**Exercise directions**
Exclude the pictures and retype the entries as written.
-- START OF Source data --
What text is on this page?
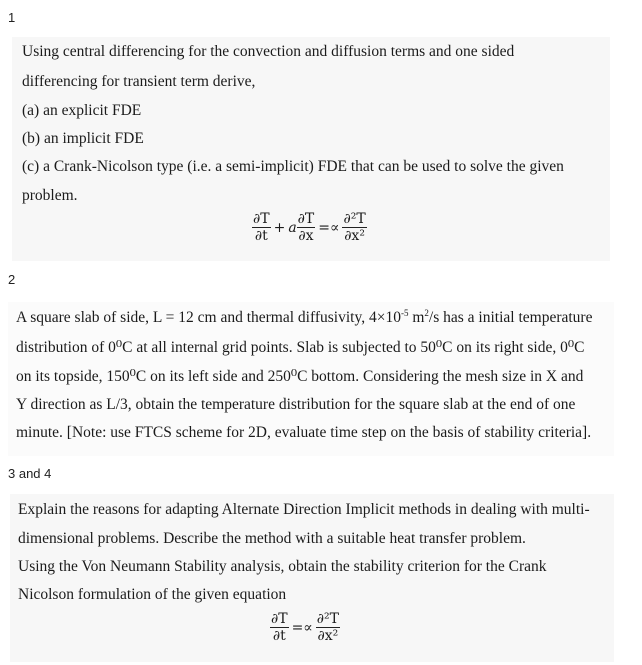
1
Using central differencing for the convection and diffusion terms and one sided
differencing for transient term derive,
(a) an explicit FDE
(b) an implicit FDE
(c) a Crank-Nicolson type (i.e. a semi-implicit) FDE that can be used to solve the given
problem.
$\frac{\partial T}{\partial t} + a \frac{\partial T}{\partial x} =\propto \frac{\text{∂²T}}{\text{∂x²}}$
2
A square slab of side, L = 12 cm and thermal diffusivity, $4\times 10^{-5}$ $m^2/s$ has a initial temperature
distribution of 0⁰C at all internal grid points. Slab is subjected to 50⁰C on its right side, 0⁰C
on its topside, 150⁰C on its left side and 250⁰C bottom. Considering the mesh size in X and
Y direction as L/3, obtain the temperature distribution for the square slab at the end of one
minute. [Note: use FTCS scheme for 2D, evaluate time step on the basis of stability criteria].
3 and 4
Explain the reasons for adapting Alternate Direction Implicit methods in dealing with multi-
dimensional problems. Describe the method with a suitable heat transfer problem.
Using the Von Neumann Stability analysis, obtain the stability criterion for the Crank
Nicolson formulation of the given equation
$\frac{\partial T}{\partial t} =\propto \frac{\text{∂²T}}{\text{∂x²}}$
-- END OF Source data --
**Task answer**
What text is on this page?
1
Using central differencing for the convection and diffusion terms and one sided
differencing for transient term derive,
(a) an explicit FDE
(b) an implicit FDE
(c) a Crank-Nicolson type (i.e. a semi-implicit) FDE that can be used to solve the given
problem.
$\frac{\partial T}{\partial t} + a \frac{\partial T}{\partial x} =\propto \frac{\text{∂²T}}{\text{∂x²}}$
2
A square slab of side, L = 12 cm and thermal diffusivity, $4\times 10^{-5}$ $m^2/s$ has a initial temperature
distribution of 0⁰C at all internal grid points. Slab is subjected to 50⁰C on its right side, 0⁰C
on its topside, 150⁰C on its left side and 250⁰C bottom. Considering the mesh size in X and
Y direction as L/3, obtain the temperature distribution for the square slab at the end of one
minute. [Note: use FTCS scheme for 2D, evaluate time step on the basis of stability criteria].
3 and 4
Explain the reasons for adapting Alternate Direction Implicit methods in dealing with multi-
dimensional problems. Describe the method with a suitable heat transfer problem.
Using the Von Neumann Stability analysis, obtain the stability criterion for the Crank
Nicolson formulation of the given equation
$\frac{\partial T}{\partial t} =\propto \frac{\text{∂²T}}{\text{∂x²}}$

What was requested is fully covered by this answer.